INFORMATION SHOWN:
▬▬▬

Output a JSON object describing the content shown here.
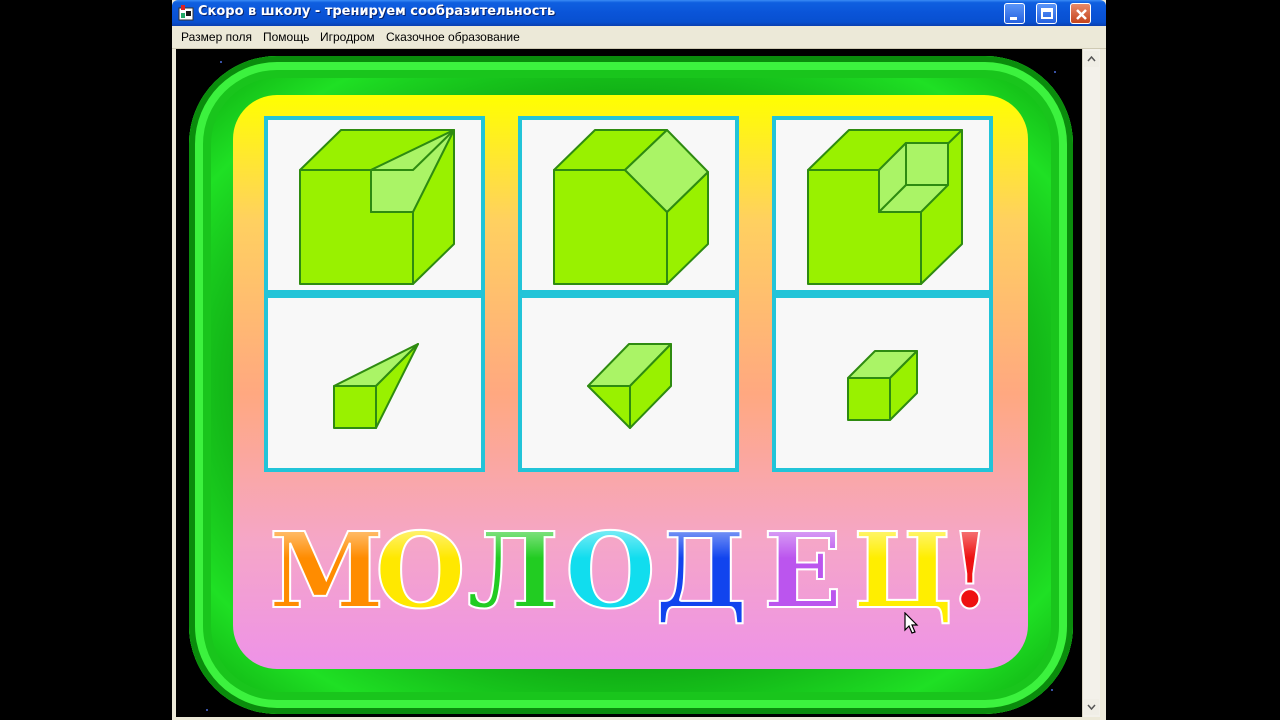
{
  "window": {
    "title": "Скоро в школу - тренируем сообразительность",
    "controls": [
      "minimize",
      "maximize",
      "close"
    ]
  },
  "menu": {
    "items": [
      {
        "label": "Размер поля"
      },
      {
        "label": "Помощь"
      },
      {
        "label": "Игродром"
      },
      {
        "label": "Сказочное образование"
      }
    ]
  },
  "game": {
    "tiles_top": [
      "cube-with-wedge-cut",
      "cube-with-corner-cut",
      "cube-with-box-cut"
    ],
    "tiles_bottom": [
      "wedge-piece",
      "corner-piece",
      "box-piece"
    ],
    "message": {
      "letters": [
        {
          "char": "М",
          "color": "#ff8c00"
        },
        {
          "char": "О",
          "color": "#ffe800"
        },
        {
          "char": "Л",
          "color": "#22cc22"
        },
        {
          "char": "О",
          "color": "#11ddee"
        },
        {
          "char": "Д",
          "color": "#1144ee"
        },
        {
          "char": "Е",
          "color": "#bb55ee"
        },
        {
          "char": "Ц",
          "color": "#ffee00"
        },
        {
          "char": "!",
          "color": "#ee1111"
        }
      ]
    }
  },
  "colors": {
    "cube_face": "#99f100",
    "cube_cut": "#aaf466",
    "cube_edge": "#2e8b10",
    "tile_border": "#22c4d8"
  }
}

▬▬▬

WORK TO BE COMPLETED: Without including any pictures, print each record exactly.

SOLUTION BELOW:
Output a JSON object describing the content shown here.
{
  "window": {
    "title": "Скоро в школу - тренируем сообразительность",
    "controls": [
      "minimize",
      "maximize",
      "close"
    ]
  },
  "menu": {
    "items": [
      {
        "label": "Размер поля"
      },
      {
        "label": "Помощь"
      },
      {
        "label": "Игродром"
      },
      {
        "label": "Сказочное образование"
      }
    ]
  },
  "game": {
    "tiles_top": [
      "cube-with-wedge-cut",
      "cube-with-corner-cut",
      "cube-with-box-cut"
    ],
    "tiles_bottom": [
      "wedge-piece",
      "corner-piece",
      "box-piece"
    ],
    "message": {
      "letters": [
        {
          "char": "М",
          "color": "#ff8c00"
        },
        {
          "char": "О",
          "color": "#ffe800"
        },
        {
          "char": "Л",
          "color": "#22cc22"
        },
        {
          "char": "О",
          "color": "#11ddee"
        },
        {
          "char": "Д",
          "color": "#1144ee"
        },
        {
          "char": "Е",
          "color": "#bb55ee"
        },
        {
          "char": "Ц",
          "color": "#ffee00"
        },
        {
          "char": "!",
          "color": "#ee1111"
        }
      ]
    }
  },
  "colors": {
    "cube_face": "#99f100",
    "cube_cut": "#aaf466",
    "cube_edge": "#2e8b10",
    "tile_border": "#22c4d8"
  }
}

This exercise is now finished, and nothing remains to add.